__STATED PROBLEM__:
How many of the lines here include "تهذيب"? Answer with a single number.

(Saved entries)
....................

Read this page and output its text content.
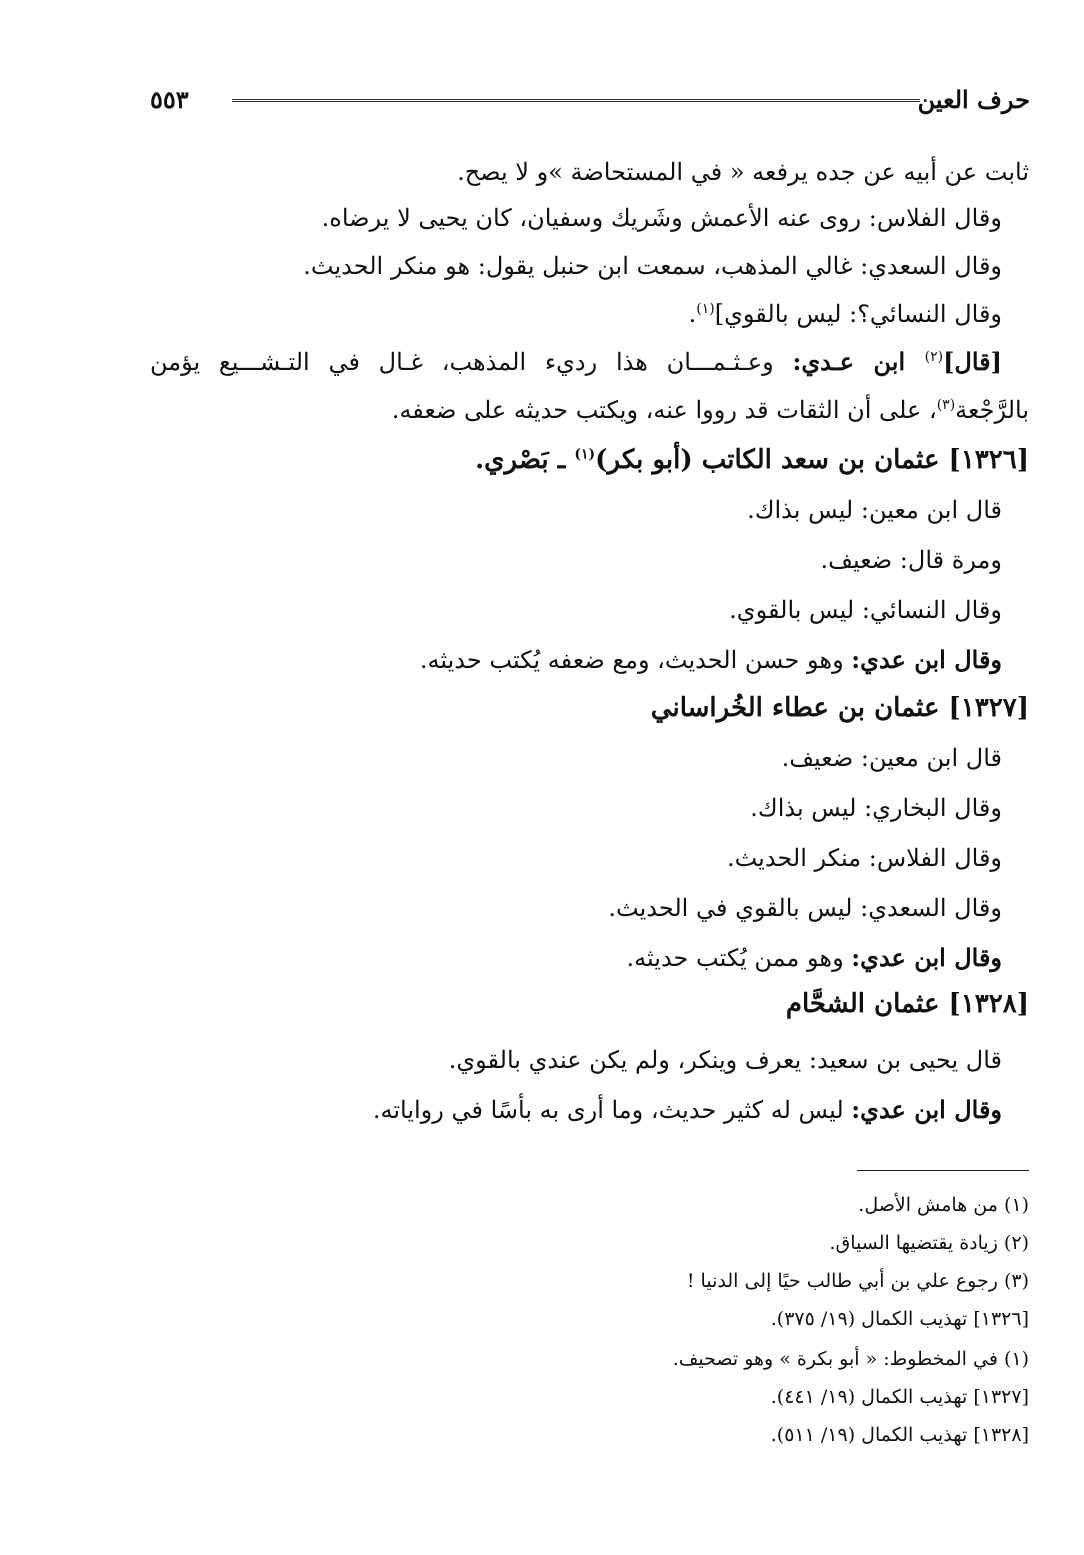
حرف العين
٥٥٣
ثابت عن أبيه عن جده يرفعه « في المستحاضة »و لا يصح.
وقال الفلاس: روى عنه الأعمش وشَريك وسفيان، كان يحيى لا يرضاه.
وقال السعدي: غالي المذهب، سمعت ابن حنبل يقول: هو منكر الحديث.
وقال النسائي؟: ليس بالقوي]$^{(١)}$.
[قال]$^{(٢)}$ ابن عـدي: وعـثـمـــان هذا رديء المذهب، غـال في التـشـــيع يؤمن
بالرَّجْعة$^{(٣)}$، على أن الثقات قد رووا عنه، ويكتب حديثه على ضعفه.
[١٣٢٦] عثمان بن سعد الكاتب (أبو بكر)$^{(١)}$ ـ بَصْري.
قال ابن معين: ليس بذاك.
ومرة قال: ضعيف.
وقال النسائي: ليس بالقوي.
وقال ابن عدي: وهو حسن الحديث، ومع ضعفه يُكتب حديثه.
[١٣٢٧] عثمان بن عطاء الخُراساني
قال ابن معين: ضعيف.
وقال البخاري: ليس بذاك.
وقال الفلاس: منكر الحديث.
وقال السعدي: ليس بالقوي في الحديث.
وقال ابن عدي: وهو ممن يُكتب حديثه.
[١٣٢٨] عثمان الشحَّام
قال يحيى بن سعيد: يعرف وينكر، ولم يكن عندي بالقوي.
وقال ابن عدي: ليس له كثير حديث، وما أرى به بأسًا في رواياته.
(١) من هامش الأصل.
(٢) زيادة يقتضيها السياق.
(٣) رجوع علي بن أبي طالب حيًا إلى الدنيا !
[١٣٢٦] تهذيب الكمال (١٩/ ٣٧٥).
(١) في المخطوط: « أبو بكرة » وهو تصحيف.
[١٣٢٧] تهذيب الكمال (١٩/ ٤٤١).
[١٣٢٨] تهذيب الكمال (١٩/ ٥١١).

....................

__TASK ANSWER__:
3